» WHAT YOU ARE ASKED TO DO: Check each line of the records below and collect those holding "time".

» SUPPLIED RECORDS:
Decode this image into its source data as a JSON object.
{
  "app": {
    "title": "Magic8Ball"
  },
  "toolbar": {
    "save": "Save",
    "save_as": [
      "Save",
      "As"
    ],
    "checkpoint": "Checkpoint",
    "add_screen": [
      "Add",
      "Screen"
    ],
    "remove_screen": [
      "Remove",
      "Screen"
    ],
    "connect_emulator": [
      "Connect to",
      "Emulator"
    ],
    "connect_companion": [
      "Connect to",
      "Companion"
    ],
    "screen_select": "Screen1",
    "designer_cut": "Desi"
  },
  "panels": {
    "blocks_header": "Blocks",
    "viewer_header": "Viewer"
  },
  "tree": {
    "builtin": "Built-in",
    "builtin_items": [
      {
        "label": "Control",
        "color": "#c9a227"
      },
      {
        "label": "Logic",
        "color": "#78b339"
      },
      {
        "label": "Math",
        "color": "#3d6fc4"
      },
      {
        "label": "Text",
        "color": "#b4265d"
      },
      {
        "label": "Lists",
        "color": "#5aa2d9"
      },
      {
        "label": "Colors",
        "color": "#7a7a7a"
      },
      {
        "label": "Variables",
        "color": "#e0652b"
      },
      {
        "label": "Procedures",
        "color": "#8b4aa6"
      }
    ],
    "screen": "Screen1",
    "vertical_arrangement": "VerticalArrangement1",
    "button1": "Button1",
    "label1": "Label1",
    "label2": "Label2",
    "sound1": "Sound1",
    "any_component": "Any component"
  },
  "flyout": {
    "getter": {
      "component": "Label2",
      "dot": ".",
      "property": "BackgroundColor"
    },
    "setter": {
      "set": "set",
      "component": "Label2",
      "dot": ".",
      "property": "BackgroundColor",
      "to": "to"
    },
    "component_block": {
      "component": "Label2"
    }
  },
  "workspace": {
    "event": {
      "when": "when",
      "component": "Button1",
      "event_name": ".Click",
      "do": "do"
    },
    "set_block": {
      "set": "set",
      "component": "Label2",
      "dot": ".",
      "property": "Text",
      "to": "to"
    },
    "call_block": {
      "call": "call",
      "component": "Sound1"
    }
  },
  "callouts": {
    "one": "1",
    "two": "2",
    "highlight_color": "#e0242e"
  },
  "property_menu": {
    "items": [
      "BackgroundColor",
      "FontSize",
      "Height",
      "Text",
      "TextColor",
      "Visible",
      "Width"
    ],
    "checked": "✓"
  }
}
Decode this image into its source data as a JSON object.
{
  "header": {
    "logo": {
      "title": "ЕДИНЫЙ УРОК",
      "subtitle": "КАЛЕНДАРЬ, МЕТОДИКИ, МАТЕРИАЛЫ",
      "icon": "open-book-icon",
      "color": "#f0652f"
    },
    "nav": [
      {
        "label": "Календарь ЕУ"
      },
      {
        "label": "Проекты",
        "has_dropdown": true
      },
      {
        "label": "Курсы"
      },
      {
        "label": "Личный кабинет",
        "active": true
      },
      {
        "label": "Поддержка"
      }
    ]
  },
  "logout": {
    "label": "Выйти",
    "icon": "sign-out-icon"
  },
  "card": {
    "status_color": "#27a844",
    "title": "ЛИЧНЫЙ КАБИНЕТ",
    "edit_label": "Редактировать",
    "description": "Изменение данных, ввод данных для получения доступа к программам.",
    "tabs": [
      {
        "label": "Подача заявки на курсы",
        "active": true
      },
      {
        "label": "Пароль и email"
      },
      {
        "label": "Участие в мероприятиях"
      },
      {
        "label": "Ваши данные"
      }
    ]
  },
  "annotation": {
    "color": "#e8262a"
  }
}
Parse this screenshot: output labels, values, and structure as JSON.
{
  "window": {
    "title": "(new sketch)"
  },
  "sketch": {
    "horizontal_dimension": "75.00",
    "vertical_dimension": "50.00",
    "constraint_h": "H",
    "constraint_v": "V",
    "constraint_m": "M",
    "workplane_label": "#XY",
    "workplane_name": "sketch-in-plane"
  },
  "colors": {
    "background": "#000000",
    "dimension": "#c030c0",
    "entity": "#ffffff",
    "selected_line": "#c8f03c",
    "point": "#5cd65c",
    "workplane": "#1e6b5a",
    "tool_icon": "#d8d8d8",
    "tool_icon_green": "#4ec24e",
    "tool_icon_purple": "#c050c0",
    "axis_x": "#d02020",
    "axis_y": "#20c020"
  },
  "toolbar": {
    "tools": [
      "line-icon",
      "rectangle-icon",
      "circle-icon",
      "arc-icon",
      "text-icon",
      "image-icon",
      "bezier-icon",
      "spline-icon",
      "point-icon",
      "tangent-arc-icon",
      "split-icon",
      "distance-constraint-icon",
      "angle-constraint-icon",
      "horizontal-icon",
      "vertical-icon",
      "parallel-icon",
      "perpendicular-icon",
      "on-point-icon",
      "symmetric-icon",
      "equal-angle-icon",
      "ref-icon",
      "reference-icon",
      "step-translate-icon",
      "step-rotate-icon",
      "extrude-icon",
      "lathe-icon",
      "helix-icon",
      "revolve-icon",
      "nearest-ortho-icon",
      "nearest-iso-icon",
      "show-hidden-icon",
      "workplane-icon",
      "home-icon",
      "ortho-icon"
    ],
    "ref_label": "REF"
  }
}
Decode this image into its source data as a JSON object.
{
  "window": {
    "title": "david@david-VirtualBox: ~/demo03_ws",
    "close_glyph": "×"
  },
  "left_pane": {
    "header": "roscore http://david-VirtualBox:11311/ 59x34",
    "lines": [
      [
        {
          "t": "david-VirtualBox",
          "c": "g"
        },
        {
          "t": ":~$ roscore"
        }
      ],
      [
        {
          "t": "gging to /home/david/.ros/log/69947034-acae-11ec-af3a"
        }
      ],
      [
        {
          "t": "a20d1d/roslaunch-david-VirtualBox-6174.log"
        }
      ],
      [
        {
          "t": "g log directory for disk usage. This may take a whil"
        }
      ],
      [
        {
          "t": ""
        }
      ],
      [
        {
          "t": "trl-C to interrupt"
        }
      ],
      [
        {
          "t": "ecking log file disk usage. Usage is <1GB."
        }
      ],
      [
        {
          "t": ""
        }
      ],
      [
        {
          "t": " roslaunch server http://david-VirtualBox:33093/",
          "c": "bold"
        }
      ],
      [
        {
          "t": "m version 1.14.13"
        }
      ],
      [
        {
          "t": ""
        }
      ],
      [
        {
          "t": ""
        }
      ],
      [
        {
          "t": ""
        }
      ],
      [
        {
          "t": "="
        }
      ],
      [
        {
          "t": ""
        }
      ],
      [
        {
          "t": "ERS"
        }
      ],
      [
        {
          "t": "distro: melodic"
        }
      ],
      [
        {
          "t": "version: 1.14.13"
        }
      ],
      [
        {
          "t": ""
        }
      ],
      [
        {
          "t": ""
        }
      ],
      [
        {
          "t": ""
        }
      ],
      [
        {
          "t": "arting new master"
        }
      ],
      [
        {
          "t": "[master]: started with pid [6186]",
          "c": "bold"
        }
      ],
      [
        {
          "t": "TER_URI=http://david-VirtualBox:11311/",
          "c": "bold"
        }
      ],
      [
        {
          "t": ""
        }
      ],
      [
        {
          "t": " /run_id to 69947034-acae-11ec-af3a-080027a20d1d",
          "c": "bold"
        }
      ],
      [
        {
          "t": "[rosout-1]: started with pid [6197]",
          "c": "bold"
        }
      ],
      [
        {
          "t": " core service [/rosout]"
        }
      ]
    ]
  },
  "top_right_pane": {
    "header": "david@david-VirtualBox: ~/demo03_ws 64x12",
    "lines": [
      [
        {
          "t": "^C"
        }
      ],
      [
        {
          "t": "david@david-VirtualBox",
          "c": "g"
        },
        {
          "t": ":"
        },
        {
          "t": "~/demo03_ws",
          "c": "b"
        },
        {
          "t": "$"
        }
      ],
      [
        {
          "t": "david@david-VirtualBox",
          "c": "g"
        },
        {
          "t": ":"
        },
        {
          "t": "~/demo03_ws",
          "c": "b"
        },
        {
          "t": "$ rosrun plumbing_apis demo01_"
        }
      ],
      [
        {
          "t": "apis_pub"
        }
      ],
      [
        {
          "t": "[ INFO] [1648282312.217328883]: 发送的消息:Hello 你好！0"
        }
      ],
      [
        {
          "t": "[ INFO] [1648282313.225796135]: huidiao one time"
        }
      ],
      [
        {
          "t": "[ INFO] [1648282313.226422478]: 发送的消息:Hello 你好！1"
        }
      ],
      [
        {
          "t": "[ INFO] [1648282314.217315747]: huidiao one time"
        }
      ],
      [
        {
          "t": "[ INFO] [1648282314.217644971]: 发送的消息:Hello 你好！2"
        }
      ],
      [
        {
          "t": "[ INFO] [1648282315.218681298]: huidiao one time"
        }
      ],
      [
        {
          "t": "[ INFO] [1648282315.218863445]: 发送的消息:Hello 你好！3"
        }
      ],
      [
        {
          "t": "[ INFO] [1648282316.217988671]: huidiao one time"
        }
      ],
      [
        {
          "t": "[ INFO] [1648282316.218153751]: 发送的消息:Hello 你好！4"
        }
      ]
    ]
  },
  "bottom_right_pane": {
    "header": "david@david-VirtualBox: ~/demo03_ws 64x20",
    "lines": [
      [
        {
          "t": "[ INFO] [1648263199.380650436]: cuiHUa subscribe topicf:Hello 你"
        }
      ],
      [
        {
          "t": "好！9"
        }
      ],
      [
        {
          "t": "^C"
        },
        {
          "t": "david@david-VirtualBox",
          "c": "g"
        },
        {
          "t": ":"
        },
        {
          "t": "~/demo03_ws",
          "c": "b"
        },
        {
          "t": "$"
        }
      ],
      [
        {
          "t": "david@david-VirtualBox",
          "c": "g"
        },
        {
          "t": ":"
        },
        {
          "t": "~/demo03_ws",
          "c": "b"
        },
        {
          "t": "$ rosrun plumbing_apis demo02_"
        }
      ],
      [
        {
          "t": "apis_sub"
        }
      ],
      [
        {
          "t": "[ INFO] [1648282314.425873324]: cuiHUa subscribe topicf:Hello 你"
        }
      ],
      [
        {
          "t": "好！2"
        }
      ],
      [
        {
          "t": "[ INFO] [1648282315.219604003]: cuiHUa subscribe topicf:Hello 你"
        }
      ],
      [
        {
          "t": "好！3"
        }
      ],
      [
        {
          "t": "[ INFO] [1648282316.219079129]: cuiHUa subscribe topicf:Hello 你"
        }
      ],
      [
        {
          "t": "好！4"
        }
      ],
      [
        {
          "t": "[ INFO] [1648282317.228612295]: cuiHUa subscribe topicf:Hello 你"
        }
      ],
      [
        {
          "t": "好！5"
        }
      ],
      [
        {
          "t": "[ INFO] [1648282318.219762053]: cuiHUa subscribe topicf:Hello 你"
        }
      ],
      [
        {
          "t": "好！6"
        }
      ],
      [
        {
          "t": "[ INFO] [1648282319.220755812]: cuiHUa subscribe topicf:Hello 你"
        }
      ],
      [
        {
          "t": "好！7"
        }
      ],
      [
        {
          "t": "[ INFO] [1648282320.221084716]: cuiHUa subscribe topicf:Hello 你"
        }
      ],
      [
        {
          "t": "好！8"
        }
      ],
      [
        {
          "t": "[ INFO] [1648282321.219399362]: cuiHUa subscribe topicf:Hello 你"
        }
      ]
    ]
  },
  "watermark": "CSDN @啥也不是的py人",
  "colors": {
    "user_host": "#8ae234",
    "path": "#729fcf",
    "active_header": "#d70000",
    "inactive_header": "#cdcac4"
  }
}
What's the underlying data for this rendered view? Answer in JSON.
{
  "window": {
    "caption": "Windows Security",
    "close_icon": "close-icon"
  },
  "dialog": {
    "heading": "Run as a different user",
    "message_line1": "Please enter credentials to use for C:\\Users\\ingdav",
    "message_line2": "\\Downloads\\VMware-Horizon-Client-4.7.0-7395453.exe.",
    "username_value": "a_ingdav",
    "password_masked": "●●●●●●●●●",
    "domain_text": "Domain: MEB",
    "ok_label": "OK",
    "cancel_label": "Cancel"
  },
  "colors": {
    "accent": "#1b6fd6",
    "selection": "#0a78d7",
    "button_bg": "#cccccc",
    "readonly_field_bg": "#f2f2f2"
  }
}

» PROBLEM SOLUTION:
          "t": "[ INFO] [1648282313.225796135]: huidiao one time"
          "t": "[ INFO] [1648282314.217315747]: huidiao one time"
          "t": "[ INFO] [1648282315.218681298]: huidiao one time"
          "t": "[ INFO] [1648282316.217988671]: huidiao one time"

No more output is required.